Objective. Copy every line of the listing below verbatim, keeping the original order.

Data lines.
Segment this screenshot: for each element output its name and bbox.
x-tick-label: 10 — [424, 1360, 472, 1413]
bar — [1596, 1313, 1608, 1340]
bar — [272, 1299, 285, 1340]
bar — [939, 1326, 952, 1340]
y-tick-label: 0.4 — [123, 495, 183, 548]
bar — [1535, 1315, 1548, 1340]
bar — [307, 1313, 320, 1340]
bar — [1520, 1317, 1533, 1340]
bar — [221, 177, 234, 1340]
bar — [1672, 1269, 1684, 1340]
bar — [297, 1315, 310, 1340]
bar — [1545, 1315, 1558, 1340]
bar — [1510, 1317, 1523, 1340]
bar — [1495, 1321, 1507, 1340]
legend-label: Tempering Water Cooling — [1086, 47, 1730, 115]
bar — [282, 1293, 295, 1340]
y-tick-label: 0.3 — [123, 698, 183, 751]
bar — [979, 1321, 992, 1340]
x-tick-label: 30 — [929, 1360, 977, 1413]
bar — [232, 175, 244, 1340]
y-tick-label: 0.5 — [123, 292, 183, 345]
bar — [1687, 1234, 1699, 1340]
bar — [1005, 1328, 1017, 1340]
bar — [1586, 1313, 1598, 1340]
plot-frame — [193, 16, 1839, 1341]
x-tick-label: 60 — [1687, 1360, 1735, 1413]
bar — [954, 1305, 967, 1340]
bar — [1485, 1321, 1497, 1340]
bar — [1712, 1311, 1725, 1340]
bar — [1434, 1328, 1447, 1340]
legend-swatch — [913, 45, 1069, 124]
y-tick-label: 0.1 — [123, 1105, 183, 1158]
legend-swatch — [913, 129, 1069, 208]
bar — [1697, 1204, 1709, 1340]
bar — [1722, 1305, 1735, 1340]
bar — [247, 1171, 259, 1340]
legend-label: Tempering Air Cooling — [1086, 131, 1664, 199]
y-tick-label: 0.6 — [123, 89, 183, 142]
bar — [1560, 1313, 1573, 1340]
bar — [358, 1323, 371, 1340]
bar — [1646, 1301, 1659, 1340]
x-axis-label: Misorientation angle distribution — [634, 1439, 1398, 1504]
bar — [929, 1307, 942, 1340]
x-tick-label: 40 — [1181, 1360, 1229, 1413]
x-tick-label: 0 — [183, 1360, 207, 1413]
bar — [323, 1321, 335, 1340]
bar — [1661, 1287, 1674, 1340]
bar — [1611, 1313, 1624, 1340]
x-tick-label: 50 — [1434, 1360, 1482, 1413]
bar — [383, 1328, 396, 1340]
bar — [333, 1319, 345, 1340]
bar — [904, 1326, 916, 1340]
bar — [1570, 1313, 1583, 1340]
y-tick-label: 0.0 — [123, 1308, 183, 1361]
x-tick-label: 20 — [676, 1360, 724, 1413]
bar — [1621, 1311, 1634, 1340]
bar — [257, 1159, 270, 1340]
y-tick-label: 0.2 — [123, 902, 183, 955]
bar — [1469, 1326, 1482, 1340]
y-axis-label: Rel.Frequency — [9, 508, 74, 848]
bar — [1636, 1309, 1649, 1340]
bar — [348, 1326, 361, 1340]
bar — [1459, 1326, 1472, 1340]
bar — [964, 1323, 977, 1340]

Complete answer.
Segment this screenshot: for each element output its name and bbox.
x-tick-label: 10 — [424, 1360, 472, 1413]
bar — [1596, 1313, 1608, 1340]
bar — [272, 1299, 285, 1340]
bar — [939, 1326, 952, 1340]
y-tick-label: 0.4 — [123, 495, 183, 548]
bar — [1535, 1315, 1548, 1340]
bar — [307, 1313, 320, 1340]
bar — [1520, 1317, 1533, 1340]
bar — [221, 177, 234, 1340]
bar — [1672, 1269, 1684, 1340]
bar — [297, 1315, 310, 1340]
bar — [1545, 1315, 1558, 1340]
bar — [1510, 1317, 1523, 1340]
bar — [1495, 1321, 1507, 1340]
legend-label: Tempering Water Cooling — [1086, 47, 1730, 115]
bar — [282, 1293, 295, 1340]
y-tick-label: 0.3 — [123, 698, 183, 751]
bar — [979, 1321, 992, 1340]
x-tick-label: 30 — [929, 1360, 977, 1413]
bar — [232, 175, 244, 1340]
y-tick-label: 0.5 — [123, 292, 183, 345]
bar — [1687, 1234, 1699, 1340]
bar — [1005, 1328, 1017, 1340]
bar — [1586, 1313, 1598, 1340]
plot-frame — [193, 16, 1839, 1341]
x-tick-label: 60 — [1687, 1360, 1735, 1413]
bar — [954, 1305, 967, 1340]
bar — [1485, 1321, 1497, 1340]
bar — [1712, 1311, 1725, 1340]
bar — [1434, 1328, 1447, 1340]
legend-swatch — [913, 45, 1069, 124]
y-tick-label: 0.1 — [123, 1105, 183, 1158]
legend-swatch — [913, 129, 1069, 208]
bar — [1697, 1204, 1709, 1340]
bar — [1722, 1305, 1735, 1340]
bar — [247, 1171, 259, 1340]
legend-label: Tempering Air Cooling — [1086, 131, 1664, 199]
y-tick-label: 0.6 — [123, 89, 183, 142]
bar — [1560, 1313, 1573, 1340]
bar — [358, 1323, 371, 1340]
bar — [1646, 1301, 1659, 1340]
x-axis-label: Misorientation angle distribution — [634, 1439, 1398, 1504]
bar — [929, 1307, 942, 1340]
x-tick-label: 40 — [1181, 1360, 1229, 1413]
x-tick-label: 0 — [183, 1360, 207, 1413]
bar — [323, 1321, 335, 1340]
bar — [1661, 1287, 1674, 1340]
bar — [1611, 1313, 1624, 1340]
x-tick-label: 50 — [1434, 1360, 1482, 1413]
bar — [383, 1328, 396, 1340]
bar — [333, 1319, 345, 1340]
bar — [904, 1326, 916, 1340]
bar — [1570, 1313, 1583, 1340]
y-tick-label: 0.0 — [123, 1308, 183, 1361]
x-tick-label: 20 — [676, 1360, 724, 1413]
bar — [1621, 1311, 1634, 1340]
bar — [257, 1159, 270, 1340]
y-tick-label: 0.2 — [123, 902, 183, 955]
bar — [1469, 1326, 1482, 1340]
y-axis-label: Rel.Frequency — [9, 508, 74, 848]
bar — [1636, 1309, 1649, 1340]
bar — [348, 1326, 361, 1340]
bar — [1459, 1326, 1472, 1340]
bar — [964, 1323, 977, 1340]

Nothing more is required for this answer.